====== RECORDS TO PROCESS

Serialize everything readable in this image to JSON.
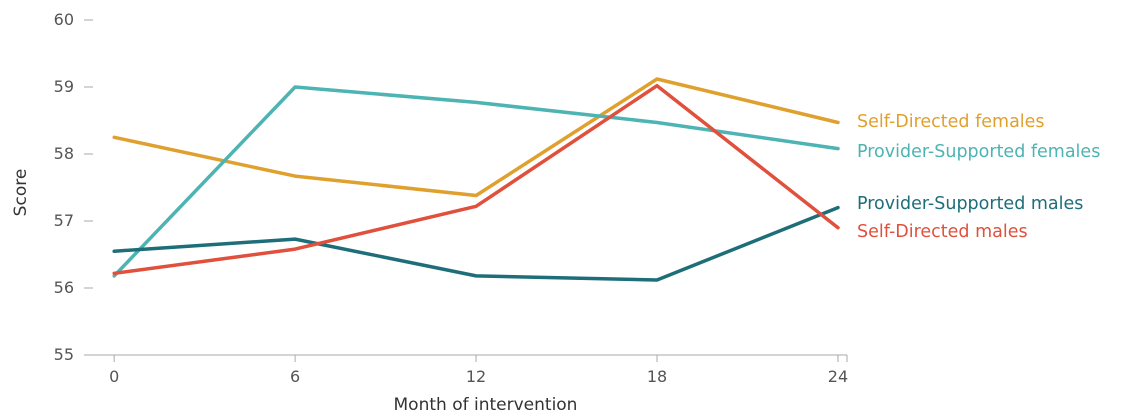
{
  "chart_data": {
    "type": "line",
    "title": "",
    "xlabel": "Month of intervention",
    "ylabel": "Score",
    "x": [
      0,
      6,
      12,
      18,
      24
    ],
    "xticks": [
      "0",
      "6",
      "12",
      "18",
      "24"
    ],
    "yticks": [
      "55",
      "56",
      "57",
      "58",
      "59",
      "60"
    ],
    "xlim": [
      -1,
      24.3
    ],
    "ylim": [
      55,
      60
    ],
    "grid": false,
    "legend": "direct-labels-right",
    "series": [
      {
        "name": "Self-Directed females",
        "color": "#E0A02E",
        "values": [
          58.25,
          57.67,
          57.38,
          59.12,
          58.47
        ]
      },
      {
        "name": "Provider-Supported females",
        "color": "#4DB3B3",
        "values": [
          56.18,
          59.0,
          58.77,
          58.47,
          58.08
        ]
      },
      {
        "name": "Provider-Supported males",
        "color": "#1E6E7A",
        "values": [
          56.55,
          56.73,
          56.18,
          56.12,
          57.2
        ]
      },
      {
        "name": "Self-Directed males",
        "color": "#E0503C",
        "values": [
          56.22,
          56.58,
          57.22,
          59.02,
          56.9
        ]
      }
    ]
  }
}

============

§ WHAT IS EXPECTED
Repeat the data exactly in full, omitting its pictures.

§ EXERCISE RESPONSE
Serialize everything readable in this image to JSON.
{
  "chart_data": {
    "type": "line",
    "title": "",
    "xlabel": "Month of intervention",
    "ylabel": "Score",
    "x": [
      0,
      6,
      12,
      18,
      24
    ],
    "xticks": [
      "0",
      "6",
      "12",
      "18",
      "24"
    ],
    "yticks": [
      "55",
      "56",
      "57",
      "58",
      "59",
      "60"
    ],
    "xlim": [
      -1,
      24.3
    ],
    "ylim": [
      55,
      60
    ],
    "grid": false,
    "legend": "direct-labels-right",
    "series": [
      {
        "name": "Self-Directed females",
        "color": "#E0A02E",
        "values": [
          58.25,
          57.67,
          57.38,
          59.12,
          58.47
        ]
      },
      {
        "name": "Provider-Supported females",
        "color": "#4DB3B3",
        "values": [
          56.18,
          59.0,
          58.77,
          58.47,
          58.08
        ]
      },
      {
        "name": "Provider-Supported males",
        "color": "#1E6E7A",
        "values": [
          56.55,
          56.73,
          56.18,
          56.12,
          57.2
        ]
      },
      {
        "name": "Self-Directed males",
        "color": "#E0503C",
        "values": [
          56.22,
          56.58,
          57.22,
          59.02,
          56.9
        ]
      }
    ]
  }
}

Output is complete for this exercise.